*STATED GOAL*. Please write out the material that follows, exactly as it stands.

------------

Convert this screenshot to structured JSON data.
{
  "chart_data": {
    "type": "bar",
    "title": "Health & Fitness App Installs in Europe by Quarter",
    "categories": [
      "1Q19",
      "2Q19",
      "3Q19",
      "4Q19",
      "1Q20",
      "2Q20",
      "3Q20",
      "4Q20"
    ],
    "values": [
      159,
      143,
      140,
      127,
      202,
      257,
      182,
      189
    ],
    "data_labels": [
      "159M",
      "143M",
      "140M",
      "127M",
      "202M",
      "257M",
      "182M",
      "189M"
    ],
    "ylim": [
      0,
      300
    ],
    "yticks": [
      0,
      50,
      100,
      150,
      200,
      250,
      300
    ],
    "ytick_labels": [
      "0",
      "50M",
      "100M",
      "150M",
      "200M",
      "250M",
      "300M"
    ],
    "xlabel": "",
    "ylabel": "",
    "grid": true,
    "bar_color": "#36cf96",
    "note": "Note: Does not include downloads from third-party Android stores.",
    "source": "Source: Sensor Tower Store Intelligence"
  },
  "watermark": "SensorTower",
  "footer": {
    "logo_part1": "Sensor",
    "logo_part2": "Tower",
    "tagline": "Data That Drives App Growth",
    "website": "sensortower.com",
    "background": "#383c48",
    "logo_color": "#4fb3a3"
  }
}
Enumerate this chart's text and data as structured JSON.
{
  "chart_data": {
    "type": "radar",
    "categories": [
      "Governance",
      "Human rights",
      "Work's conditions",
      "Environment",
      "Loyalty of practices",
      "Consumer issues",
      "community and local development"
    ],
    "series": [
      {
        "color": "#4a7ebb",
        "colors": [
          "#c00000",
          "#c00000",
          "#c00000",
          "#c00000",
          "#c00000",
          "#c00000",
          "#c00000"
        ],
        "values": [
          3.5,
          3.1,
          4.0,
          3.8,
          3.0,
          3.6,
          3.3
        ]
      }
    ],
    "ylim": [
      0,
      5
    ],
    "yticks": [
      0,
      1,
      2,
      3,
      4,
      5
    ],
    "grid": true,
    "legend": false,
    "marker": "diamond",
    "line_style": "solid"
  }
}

------------

*RESULT*.
Convert this screenshot to structured JSON data.
{
  "chart_data": {
    "type": "bar",
    "title": "Health & Fitness App Installs in Europe by Quarter",
    "categories": [
      "1Q19",
      "2Q19",
      "3Q19",
      "4Q19",
      "1Q20",
      "2Q20",
      "3Q20",
      "4Q20"
    ],
    "values": [
      159,
      143,
      140,
      127,
      202,
      257,
      182,
      189
    ],
    "data_labels": [
      "159M",
      "143M",
      "140M",
      "127M",
      "202M",
      "257M",
      "182M",
      "189M"
    ],
    "ylim": [
      0,
      300
    ],
    "yticks": [
      0,
      50,
      100,
      150,
      200,
      250,
      300
    ],
    "ytick_labels": [
      "0",
      "50M",
      "100M",
      "150M",
      "200M",
      "250M",
      "300M"
    ],
    "xlabel": "",
    "ylabel": "",
    "grid": true,
    "bar_color": "#36cf96",
    "note": "Note: Does not include downloads from third-party Android stores.",
    "source": "Source: Sensor Tower Store Intelligence"
  },
  "watermark": "SensorTower",
  "footer": {
    "logo_part1": "Sensor",
    "logo_part2": "Tower",
    "tagline": "Data That Drives App Growth",
    "website": "sensortower.com",
    "background": "#383c48",
    "logo_color": "#4fb3a3"
  }
}
Enumerate this chart's text and data as structured JSON.
{
  "chart_data": {
    "type": "radar",
    "categories": [
      "Governance",
      "Human rights",
      "Work's conditions",
      "Environment",
      "Loyalty of practices",
      "Consumer issues",
      "community and local development"
    ],
    "series": [
      {
        "color": "#4a7ebb",
        "colors": [
          "#c00000",
          "#c00000",
          "#c00000",
          "#c00000",
          "#c00000",
          "#c00000",
          "#c00000"
        ],
        "values": [
          3.5,
          3.1,
          4.0,
          3.8,
          3.0,
          3.6,
          3.3
        ]
      }
    ],
    "ylim": [
      0,
      5
    ],
    "yticks": [
      0,
      1,
      2,
      3,
      4,
      5
    ],
    "grid": true,
    "legend": false,
    "marker": "diamond",
    "line_style": "solid"
  }
}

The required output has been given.